What is required
Look through the data below and return each line where "text" appears.

Start Raw records

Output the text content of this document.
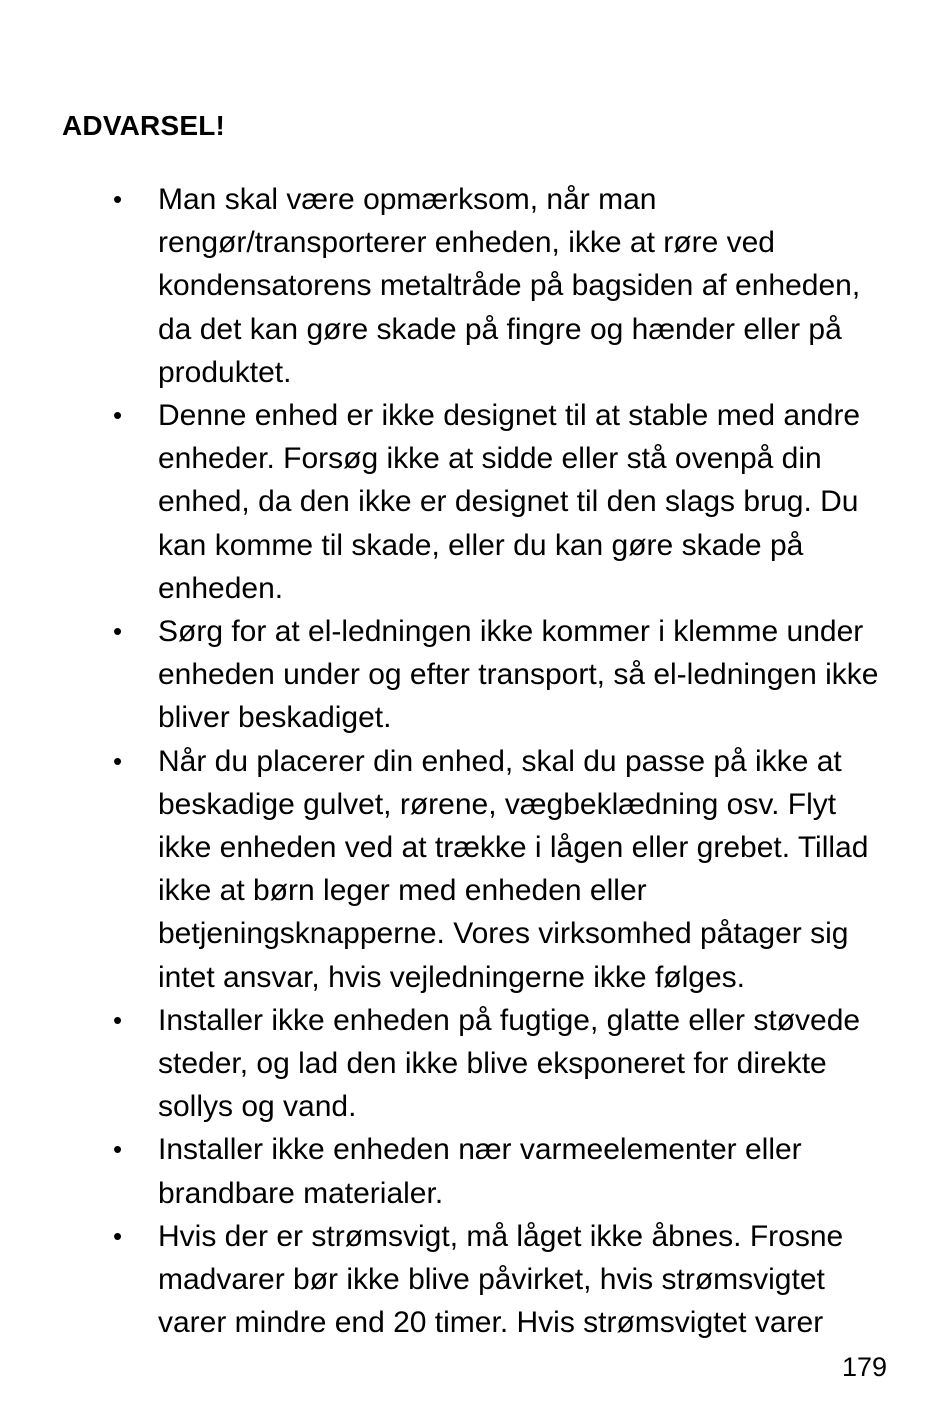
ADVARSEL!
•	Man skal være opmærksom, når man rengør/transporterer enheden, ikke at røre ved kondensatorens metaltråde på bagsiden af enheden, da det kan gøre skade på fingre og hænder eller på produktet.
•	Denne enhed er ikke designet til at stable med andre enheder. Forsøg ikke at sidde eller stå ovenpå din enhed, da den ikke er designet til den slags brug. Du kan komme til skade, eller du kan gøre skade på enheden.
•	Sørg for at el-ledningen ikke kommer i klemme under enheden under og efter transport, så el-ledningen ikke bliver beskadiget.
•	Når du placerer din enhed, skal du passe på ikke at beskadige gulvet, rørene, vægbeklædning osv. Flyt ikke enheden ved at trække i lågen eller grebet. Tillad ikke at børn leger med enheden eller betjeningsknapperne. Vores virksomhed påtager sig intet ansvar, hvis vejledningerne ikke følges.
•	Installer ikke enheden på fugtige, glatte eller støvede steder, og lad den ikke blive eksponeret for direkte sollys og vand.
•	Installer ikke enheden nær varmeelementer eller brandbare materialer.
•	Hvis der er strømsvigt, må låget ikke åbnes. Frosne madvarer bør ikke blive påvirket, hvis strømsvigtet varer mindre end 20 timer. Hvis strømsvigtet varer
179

End Raw records
Start Raw records

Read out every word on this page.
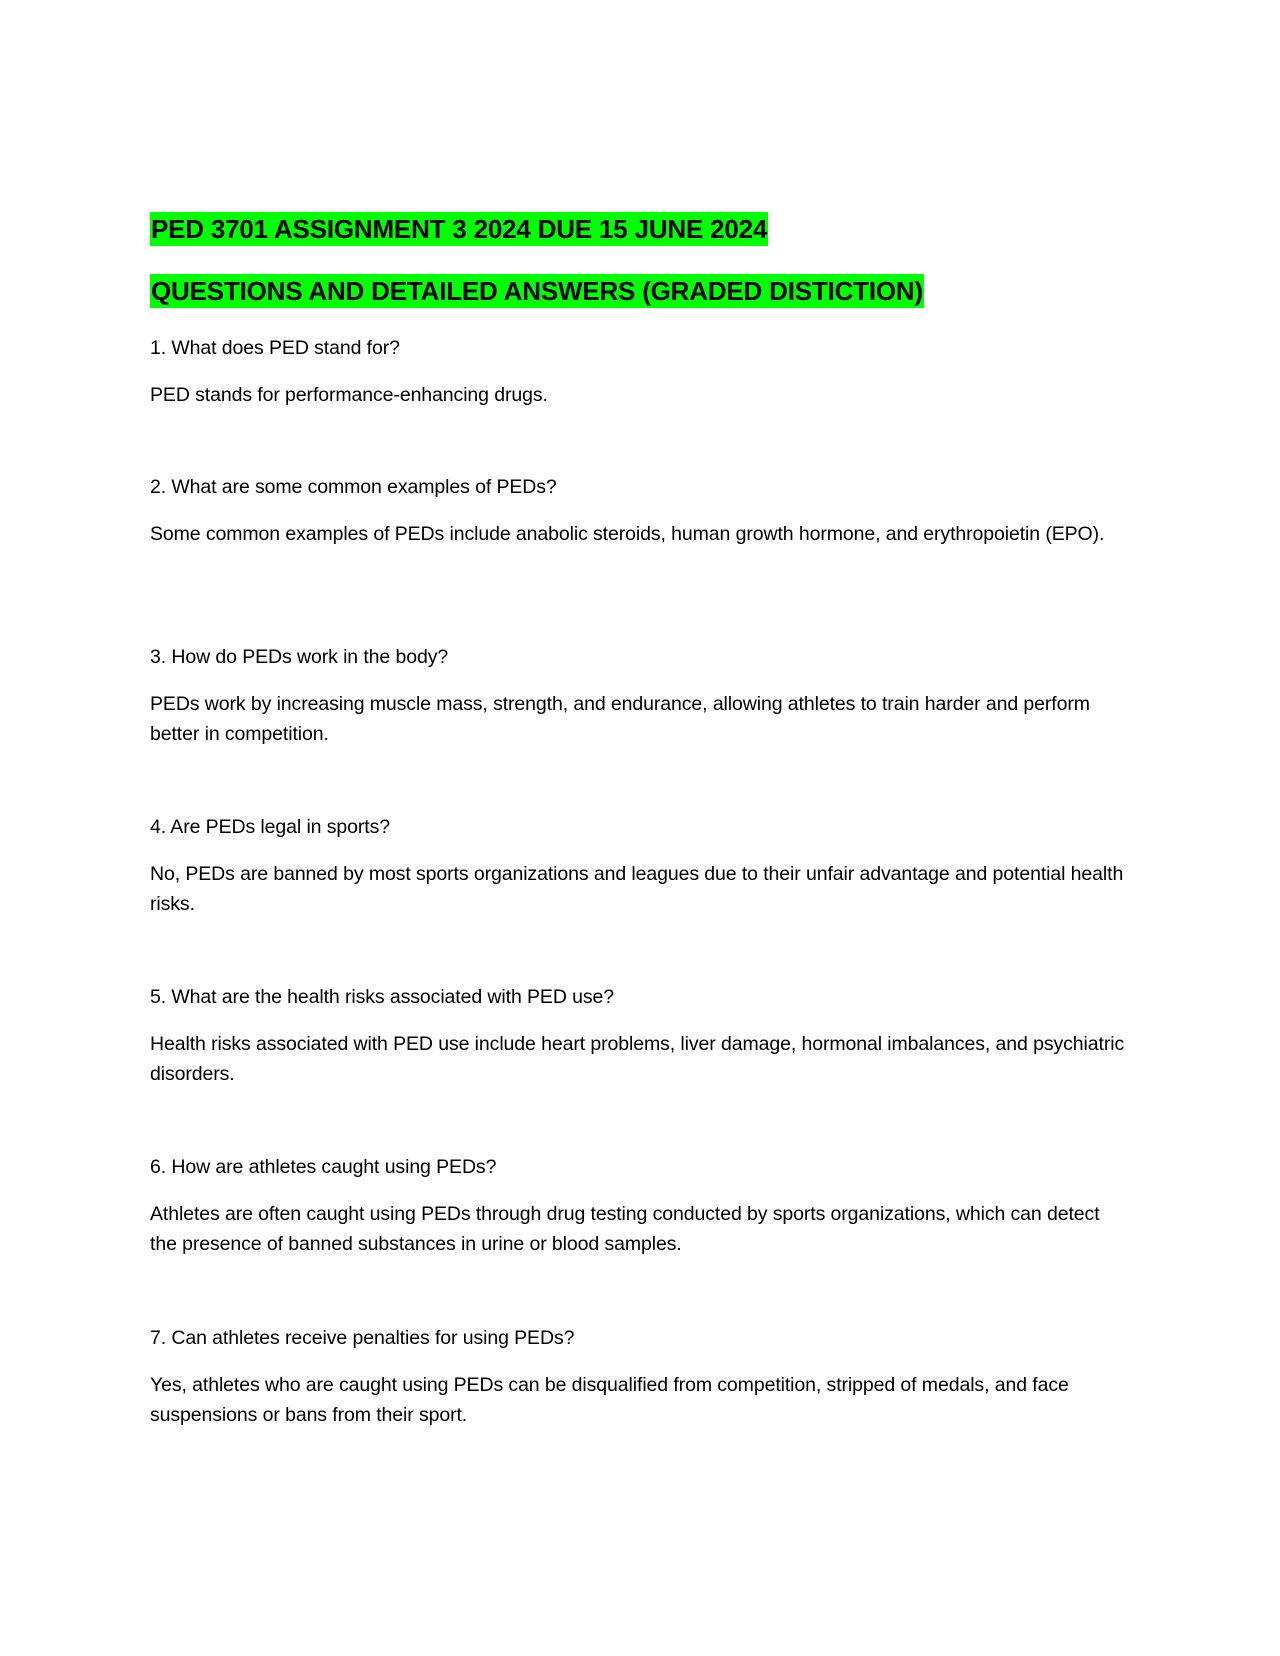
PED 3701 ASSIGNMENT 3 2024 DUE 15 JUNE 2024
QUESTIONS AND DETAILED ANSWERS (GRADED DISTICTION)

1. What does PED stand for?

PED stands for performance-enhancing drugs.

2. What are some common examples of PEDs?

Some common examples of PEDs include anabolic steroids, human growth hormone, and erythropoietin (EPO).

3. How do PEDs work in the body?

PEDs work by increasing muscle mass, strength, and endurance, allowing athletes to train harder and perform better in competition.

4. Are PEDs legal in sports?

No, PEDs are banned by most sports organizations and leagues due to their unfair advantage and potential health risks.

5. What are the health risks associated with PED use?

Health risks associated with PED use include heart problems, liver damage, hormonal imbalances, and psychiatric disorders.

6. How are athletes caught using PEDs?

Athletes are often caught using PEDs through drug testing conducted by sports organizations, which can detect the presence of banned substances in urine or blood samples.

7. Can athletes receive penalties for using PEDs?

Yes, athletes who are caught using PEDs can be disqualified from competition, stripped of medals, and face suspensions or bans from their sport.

End Raw records
Start Raw records

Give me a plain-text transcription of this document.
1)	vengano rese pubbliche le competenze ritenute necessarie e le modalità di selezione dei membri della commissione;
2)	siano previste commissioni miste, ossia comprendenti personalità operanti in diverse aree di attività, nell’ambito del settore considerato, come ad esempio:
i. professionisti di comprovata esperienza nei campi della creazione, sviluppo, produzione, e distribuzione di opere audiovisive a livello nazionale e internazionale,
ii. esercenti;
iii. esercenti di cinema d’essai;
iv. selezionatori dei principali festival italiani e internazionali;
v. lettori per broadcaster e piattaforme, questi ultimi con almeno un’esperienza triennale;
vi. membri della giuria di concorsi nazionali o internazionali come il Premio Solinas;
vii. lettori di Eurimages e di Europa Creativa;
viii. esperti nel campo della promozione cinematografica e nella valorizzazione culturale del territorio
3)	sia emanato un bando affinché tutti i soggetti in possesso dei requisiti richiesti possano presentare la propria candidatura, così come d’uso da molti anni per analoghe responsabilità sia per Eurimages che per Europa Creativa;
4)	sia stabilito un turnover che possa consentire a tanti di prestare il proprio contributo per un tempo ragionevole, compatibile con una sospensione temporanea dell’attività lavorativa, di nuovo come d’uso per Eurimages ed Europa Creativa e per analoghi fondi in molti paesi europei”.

End Raw records

Correct output
Output the text content of this document.
Give me a plain-text transcription of this document.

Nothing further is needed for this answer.